# What the task asks
Search the listing below for the string "content" and copy every line where it occurs.

** Begin Recorded information **

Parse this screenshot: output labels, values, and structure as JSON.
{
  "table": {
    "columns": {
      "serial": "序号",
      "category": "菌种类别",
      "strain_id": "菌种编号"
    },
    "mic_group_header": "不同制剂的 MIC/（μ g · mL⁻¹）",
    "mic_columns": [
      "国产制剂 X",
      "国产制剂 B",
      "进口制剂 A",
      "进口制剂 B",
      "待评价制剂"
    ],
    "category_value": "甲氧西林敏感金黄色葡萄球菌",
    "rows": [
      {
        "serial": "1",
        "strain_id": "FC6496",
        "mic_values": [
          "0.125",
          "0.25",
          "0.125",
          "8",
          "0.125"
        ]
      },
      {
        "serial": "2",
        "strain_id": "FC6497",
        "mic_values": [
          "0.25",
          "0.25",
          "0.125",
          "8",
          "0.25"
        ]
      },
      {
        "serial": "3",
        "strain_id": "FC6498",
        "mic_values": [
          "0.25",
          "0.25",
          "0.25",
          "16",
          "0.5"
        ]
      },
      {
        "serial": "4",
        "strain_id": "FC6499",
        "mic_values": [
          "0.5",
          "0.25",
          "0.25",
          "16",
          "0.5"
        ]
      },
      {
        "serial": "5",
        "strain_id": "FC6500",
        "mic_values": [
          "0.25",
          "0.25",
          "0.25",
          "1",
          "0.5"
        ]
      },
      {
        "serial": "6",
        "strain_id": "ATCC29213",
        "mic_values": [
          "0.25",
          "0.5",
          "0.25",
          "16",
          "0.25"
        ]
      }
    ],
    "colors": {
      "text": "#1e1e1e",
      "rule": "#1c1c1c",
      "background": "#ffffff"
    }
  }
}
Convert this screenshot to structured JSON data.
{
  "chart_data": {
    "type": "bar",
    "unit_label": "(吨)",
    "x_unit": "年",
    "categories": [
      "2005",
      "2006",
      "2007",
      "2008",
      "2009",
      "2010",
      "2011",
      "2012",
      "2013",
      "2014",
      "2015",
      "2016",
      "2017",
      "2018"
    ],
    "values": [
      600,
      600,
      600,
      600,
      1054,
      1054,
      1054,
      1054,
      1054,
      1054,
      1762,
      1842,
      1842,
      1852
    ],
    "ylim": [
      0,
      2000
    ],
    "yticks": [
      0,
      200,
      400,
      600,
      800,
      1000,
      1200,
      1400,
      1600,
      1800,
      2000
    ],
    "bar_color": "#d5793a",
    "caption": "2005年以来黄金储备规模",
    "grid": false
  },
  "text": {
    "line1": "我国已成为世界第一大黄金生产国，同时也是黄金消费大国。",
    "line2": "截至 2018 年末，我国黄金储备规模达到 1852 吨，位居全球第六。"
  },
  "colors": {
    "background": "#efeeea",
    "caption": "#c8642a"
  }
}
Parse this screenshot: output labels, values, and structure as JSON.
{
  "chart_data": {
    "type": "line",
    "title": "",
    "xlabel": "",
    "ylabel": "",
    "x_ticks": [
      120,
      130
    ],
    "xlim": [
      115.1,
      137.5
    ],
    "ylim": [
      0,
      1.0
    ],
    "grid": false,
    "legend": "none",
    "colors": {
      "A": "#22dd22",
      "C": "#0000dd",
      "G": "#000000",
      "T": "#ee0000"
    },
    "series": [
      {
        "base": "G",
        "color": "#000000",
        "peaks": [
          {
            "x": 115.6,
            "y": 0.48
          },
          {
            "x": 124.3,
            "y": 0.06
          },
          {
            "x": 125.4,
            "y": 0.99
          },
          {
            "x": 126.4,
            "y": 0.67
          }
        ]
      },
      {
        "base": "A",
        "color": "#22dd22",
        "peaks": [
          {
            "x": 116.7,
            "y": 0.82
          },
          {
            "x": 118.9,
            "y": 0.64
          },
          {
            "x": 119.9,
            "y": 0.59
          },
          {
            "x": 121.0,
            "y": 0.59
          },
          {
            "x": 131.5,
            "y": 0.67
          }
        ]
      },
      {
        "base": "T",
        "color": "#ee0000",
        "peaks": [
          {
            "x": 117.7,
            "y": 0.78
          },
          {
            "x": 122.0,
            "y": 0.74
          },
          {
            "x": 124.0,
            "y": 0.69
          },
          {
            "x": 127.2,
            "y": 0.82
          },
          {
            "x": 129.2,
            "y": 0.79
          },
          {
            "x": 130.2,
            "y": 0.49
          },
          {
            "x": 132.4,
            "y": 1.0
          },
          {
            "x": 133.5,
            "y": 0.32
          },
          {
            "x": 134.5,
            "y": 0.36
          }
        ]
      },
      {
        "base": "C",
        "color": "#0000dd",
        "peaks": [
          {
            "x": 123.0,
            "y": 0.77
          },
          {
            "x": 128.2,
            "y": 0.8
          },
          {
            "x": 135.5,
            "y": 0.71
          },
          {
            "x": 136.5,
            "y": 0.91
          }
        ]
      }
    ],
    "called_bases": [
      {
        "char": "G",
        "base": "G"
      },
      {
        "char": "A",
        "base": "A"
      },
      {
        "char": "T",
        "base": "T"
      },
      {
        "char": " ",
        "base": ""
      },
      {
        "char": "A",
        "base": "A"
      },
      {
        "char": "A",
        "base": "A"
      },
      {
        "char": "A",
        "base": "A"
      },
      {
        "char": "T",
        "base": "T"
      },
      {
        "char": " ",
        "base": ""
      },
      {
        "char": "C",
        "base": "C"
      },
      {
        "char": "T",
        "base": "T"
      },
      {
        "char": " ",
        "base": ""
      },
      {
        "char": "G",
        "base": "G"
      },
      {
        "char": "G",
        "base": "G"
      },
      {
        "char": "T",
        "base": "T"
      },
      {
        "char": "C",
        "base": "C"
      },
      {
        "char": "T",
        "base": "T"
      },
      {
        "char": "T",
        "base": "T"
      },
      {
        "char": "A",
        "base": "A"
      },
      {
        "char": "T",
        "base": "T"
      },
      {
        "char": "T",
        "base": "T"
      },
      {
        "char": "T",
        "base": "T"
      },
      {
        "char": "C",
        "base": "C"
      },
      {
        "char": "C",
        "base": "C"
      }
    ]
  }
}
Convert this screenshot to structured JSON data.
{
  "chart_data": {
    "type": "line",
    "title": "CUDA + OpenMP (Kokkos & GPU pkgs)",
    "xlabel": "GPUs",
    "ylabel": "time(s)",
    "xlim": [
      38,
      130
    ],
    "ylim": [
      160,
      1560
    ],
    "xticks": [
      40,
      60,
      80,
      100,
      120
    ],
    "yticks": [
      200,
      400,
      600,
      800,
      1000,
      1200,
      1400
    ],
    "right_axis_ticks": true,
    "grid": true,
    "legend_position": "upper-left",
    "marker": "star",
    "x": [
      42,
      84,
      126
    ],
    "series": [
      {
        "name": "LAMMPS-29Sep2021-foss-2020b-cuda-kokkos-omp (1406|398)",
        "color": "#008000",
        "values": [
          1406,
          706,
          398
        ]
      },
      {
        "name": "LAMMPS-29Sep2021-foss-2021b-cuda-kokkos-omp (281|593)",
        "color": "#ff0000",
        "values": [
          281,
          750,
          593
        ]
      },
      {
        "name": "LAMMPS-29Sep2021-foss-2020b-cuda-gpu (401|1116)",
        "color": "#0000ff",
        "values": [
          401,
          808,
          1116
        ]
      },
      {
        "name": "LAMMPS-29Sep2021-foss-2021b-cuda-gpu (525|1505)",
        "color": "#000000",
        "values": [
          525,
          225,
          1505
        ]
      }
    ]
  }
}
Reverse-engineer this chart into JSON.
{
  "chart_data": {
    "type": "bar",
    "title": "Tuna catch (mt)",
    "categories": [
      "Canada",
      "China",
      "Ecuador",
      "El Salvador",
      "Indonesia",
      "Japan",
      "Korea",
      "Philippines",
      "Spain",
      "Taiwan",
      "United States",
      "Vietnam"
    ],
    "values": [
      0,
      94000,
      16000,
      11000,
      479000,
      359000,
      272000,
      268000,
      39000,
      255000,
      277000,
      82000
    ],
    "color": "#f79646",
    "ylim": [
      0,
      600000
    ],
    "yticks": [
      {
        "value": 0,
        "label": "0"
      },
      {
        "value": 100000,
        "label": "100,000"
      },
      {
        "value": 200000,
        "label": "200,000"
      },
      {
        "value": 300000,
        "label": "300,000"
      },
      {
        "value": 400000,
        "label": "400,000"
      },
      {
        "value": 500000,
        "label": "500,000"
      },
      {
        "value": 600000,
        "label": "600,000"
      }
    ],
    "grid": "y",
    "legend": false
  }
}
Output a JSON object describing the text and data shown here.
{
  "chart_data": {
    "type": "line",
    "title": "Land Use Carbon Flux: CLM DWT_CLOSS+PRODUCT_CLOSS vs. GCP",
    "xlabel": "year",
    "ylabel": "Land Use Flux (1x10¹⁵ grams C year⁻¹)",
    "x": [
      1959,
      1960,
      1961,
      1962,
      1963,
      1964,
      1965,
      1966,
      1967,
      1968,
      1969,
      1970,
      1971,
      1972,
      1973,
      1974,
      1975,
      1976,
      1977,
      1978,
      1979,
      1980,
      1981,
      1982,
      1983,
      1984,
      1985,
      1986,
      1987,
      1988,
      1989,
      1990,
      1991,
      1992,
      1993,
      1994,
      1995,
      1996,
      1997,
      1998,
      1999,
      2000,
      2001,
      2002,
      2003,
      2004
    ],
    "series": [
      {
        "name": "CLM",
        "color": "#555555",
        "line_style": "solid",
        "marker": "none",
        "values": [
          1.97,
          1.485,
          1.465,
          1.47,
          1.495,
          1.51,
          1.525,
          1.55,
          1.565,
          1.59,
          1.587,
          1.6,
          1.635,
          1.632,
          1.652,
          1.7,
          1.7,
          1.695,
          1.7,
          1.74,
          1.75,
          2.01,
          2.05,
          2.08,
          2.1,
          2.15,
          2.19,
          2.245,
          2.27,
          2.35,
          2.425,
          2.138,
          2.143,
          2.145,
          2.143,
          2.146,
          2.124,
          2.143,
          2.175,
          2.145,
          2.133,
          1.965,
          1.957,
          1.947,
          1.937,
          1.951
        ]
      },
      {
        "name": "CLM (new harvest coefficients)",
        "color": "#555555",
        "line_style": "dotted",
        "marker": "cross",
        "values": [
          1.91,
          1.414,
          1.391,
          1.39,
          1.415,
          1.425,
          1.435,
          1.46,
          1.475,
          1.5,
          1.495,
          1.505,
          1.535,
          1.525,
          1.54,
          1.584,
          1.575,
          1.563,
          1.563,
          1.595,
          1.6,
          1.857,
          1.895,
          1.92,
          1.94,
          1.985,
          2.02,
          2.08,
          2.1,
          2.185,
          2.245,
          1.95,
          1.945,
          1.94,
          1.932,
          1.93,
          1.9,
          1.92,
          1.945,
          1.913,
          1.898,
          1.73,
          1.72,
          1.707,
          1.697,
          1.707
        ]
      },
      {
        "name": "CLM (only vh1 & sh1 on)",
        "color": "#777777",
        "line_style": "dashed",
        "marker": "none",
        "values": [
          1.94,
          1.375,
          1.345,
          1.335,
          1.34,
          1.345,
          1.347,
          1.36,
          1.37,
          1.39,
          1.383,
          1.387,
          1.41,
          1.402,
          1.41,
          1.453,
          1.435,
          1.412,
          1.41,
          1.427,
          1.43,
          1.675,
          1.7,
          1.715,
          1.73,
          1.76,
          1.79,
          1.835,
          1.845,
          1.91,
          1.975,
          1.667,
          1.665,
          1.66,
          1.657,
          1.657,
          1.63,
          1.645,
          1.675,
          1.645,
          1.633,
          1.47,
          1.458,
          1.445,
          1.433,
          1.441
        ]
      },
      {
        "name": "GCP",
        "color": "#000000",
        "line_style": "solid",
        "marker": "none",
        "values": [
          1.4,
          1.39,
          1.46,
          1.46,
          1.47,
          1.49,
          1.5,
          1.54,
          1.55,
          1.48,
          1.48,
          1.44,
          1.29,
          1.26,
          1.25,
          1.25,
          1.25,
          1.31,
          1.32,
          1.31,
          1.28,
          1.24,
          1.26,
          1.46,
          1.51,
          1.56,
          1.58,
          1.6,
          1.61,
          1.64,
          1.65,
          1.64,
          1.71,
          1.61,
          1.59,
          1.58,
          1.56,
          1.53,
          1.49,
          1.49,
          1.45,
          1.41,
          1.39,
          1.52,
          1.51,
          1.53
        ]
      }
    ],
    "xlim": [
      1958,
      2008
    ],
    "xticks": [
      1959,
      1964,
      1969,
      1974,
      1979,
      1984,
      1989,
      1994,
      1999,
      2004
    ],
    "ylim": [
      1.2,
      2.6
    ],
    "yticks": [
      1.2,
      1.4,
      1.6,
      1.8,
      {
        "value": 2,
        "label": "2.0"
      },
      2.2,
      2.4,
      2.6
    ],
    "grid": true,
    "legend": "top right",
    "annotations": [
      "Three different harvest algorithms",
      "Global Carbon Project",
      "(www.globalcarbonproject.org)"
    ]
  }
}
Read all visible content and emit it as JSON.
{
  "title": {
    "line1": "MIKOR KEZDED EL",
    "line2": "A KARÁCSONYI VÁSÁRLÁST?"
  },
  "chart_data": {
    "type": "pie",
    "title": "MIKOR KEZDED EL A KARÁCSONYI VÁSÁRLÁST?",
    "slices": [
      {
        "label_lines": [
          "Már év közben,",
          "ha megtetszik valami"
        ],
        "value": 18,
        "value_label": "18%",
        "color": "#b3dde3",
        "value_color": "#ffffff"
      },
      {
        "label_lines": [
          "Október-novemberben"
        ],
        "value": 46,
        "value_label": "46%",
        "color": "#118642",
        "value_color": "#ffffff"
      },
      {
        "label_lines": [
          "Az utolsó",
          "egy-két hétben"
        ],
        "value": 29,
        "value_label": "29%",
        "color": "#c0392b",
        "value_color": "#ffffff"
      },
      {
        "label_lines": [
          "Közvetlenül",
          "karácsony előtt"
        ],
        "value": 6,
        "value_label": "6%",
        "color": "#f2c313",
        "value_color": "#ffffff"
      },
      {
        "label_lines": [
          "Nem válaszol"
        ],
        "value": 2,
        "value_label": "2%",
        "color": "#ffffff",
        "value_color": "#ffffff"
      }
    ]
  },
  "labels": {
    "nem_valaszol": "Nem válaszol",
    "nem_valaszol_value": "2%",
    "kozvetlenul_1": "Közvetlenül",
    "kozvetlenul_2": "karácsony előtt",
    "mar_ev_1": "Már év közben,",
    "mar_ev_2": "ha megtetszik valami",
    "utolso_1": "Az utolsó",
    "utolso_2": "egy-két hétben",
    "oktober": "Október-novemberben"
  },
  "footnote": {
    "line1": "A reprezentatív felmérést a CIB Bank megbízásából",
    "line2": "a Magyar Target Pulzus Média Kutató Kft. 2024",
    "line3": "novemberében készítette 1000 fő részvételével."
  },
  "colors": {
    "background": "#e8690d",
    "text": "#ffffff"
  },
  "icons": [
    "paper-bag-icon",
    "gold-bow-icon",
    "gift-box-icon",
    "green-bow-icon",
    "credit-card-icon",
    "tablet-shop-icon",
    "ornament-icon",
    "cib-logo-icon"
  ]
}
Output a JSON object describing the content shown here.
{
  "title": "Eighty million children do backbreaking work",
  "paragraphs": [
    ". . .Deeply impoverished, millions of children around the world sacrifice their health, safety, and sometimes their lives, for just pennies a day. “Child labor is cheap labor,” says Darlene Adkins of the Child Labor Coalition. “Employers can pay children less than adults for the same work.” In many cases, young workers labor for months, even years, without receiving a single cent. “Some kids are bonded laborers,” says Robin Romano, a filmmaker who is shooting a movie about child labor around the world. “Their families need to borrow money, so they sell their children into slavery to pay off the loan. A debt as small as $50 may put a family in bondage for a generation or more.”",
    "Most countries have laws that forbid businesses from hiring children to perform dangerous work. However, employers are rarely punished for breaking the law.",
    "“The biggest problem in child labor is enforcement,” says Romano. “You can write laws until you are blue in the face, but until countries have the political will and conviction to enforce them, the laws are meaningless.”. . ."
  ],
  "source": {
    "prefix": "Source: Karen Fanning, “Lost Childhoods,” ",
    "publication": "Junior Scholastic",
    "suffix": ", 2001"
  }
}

** End Recorded information **

# Solution for this task
Read all visible content and emit it as JSON.
Output a JSON object describing the content shown here.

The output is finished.